▶ **SUPPLIED DATA**
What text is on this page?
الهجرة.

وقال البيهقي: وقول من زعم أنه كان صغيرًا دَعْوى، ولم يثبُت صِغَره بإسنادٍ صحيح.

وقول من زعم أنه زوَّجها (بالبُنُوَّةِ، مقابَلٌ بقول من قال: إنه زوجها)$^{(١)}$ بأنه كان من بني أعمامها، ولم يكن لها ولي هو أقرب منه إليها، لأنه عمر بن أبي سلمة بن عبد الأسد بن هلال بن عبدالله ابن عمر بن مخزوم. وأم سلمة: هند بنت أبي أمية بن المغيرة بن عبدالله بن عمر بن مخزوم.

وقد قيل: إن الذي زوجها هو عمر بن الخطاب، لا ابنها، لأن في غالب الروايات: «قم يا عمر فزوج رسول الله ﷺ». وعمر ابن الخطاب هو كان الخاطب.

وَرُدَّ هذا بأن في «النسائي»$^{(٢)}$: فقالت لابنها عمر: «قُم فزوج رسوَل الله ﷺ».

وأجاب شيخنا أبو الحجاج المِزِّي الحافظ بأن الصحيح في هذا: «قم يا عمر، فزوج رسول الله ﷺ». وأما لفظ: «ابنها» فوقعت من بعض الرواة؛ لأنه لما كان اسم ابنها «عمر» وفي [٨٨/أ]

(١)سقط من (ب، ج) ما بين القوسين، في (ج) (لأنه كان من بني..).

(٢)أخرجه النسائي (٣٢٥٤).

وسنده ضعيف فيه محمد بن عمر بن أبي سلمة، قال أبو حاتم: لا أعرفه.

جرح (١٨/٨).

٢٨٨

▶ **WHAT YOU ARE ASKED TO DO**
Nothing in the listing may be changed; retype it all exactly.

▶ **FULL OUTPUT**
What text is on this page?
الهجرة.

وقال البيهقي: وقول من زعم أنه كان صغيرًا دَعْوى، ولم يثبُت صِغَره بإسنادٍ صحيح.

وقول من زعم أنه زوَّجها (بالبُنُوَّةِ، مقابَلٌ بقول من قال: إنه زوجها)$^{(١)}$ بأنه كان من بني أعمامها، ولم يكن لها ولي هو أقرب منه إليها، لأنه عمر بن أبي سلمة بن عبد الأسد بن هلال بن عبدالله ابن عمر بن مخزوم. وأم سلمة: هند بنت أبي أمية بن المغيرة بن عبدالله بن عمر بن مخزوم.

وقد قيل: إن الذي زوجها هو عمر بن الخطاب، لا ابنها، لأن في غالب الروايات: «قم يا عمر فزوج رسول الله ﷺ». وعمر ابن الخطاب هو كان الخاطب.

وَرُدَّ هذا بأن في «النسائي»$^{(٢)}$: فقالت لابنها عمر: «قُم فزوج رسوَل الله ﷺ».

وأجاب شيخنا أبو الحجاج المِزِّي الحافظ بأن الصحيح في هذا: «قم يا عمر، فزوج رسول الله ﷺ». وأما لفظ: «ابنها» فوقعت من بعض الرواة؛ لأنه لما كان اسم ابنها «عمر» وفي [٨٨/أ]

(١)سقط من (ب، ج) ما بين القوسين، في (ج) (لأنه كان من بني..).

(٢)أخرجه النسائي (٣٢٥٤).

وسنده ضعيف فيه محمد بن عمر بن أبي سلمة، قال أبو حاتم: لا أعرفه.

جرح (١٨/٨).

٢٨٨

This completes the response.